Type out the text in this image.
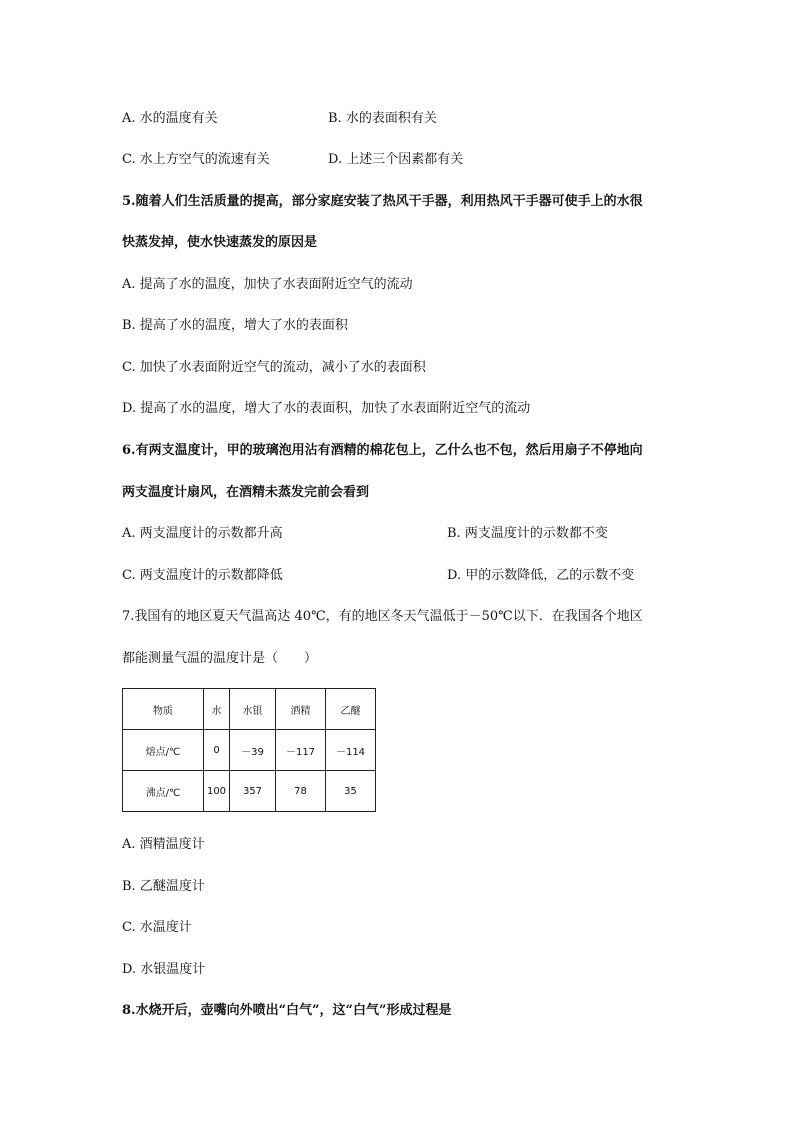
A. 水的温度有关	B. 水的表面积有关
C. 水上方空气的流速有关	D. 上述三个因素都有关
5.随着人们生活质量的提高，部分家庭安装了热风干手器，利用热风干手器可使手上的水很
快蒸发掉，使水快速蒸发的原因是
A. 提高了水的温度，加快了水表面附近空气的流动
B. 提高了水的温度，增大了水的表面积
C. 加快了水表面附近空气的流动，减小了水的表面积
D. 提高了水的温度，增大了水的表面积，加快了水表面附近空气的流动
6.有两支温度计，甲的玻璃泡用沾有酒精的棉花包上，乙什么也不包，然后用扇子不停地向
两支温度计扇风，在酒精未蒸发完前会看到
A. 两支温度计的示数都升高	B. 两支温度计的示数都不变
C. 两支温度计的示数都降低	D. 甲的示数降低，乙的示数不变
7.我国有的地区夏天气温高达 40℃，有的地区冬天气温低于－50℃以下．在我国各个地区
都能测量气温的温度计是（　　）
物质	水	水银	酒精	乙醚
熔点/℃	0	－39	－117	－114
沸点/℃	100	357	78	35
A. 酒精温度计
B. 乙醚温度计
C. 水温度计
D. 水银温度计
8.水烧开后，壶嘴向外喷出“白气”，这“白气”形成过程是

::::

WHAT THE EXERCISE ASKS:
Review the material and copy each line in which the word "提高了水的温度" appears.

ANSWER FOR THE TASK:
A. 提高了水的温度，加快了水表面附近空气的流动
B. 提高了水的温度，增大了水的表面积
D. 提高了水的温度，增大了水的表面积，加快了水表面附近空气的流动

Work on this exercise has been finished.